[SUPPLIED MATERIAL Boundary: Start]

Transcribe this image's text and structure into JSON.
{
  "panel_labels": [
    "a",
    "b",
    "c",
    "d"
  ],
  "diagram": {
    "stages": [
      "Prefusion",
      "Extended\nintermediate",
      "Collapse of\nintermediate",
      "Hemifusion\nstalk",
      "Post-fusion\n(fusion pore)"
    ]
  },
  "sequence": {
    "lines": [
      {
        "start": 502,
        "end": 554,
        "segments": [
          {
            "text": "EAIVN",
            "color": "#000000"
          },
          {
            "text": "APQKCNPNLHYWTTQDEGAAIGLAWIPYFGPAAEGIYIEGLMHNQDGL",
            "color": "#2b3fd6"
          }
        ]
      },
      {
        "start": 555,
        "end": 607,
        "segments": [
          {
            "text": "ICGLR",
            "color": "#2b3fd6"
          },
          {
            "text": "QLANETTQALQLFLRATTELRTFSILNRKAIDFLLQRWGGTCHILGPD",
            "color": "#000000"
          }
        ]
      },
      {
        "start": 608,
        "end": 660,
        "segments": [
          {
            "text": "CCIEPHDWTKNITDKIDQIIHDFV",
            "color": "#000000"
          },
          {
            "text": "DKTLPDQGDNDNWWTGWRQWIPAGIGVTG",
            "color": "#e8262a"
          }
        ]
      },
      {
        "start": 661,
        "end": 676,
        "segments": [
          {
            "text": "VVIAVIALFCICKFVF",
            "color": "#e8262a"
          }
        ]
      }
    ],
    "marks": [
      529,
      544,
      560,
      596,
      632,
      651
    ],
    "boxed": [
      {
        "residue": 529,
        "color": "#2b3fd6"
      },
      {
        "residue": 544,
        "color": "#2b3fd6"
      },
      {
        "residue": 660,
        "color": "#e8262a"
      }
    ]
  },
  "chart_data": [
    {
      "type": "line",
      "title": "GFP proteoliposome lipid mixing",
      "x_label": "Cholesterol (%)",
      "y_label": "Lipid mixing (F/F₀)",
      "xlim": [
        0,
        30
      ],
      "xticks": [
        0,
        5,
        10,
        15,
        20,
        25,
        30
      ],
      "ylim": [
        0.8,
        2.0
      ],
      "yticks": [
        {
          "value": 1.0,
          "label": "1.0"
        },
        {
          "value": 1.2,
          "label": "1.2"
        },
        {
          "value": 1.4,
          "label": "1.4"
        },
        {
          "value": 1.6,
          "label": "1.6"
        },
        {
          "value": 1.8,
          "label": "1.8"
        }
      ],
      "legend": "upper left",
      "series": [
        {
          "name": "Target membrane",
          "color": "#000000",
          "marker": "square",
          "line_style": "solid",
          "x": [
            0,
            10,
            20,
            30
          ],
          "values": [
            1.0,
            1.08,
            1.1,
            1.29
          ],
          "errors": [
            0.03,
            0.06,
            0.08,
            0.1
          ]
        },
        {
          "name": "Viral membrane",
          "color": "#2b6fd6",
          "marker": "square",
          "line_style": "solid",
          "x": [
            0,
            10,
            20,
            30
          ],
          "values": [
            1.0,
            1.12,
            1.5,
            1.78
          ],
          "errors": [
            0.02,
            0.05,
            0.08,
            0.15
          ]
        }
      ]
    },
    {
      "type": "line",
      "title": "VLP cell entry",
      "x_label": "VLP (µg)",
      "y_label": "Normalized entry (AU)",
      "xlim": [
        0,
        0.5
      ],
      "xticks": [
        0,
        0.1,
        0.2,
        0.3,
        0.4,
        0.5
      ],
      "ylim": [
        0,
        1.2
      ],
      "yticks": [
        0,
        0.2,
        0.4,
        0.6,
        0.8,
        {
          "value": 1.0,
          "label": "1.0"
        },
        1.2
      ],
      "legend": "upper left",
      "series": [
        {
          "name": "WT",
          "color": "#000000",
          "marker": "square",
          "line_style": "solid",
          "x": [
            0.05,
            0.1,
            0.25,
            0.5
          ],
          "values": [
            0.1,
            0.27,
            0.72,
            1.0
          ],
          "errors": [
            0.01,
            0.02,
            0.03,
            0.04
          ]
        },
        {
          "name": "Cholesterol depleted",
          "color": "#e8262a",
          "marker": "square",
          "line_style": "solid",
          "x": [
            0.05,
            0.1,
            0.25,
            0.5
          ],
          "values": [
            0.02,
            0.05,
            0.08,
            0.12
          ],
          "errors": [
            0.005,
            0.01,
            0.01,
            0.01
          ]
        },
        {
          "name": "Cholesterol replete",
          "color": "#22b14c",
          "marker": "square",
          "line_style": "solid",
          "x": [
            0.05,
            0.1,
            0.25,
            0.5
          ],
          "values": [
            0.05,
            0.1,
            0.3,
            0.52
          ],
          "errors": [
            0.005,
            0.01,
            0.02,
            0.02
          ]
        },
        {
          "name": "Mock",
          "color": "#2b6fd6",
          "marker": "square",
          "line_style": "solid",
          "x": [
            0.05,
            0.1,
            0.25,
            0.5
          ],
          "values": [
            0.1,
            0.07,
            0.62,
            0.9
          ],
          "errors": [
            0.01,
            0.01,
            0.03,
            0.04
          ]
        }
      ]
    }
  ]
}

[SUPPLIED MATERIAL Boundary: End]

■ **EXERCISE GOAL**: Go through the listing above and state how many of its lines contain "name", with no other words.

■ **WRITTEN RESPONSE**: 6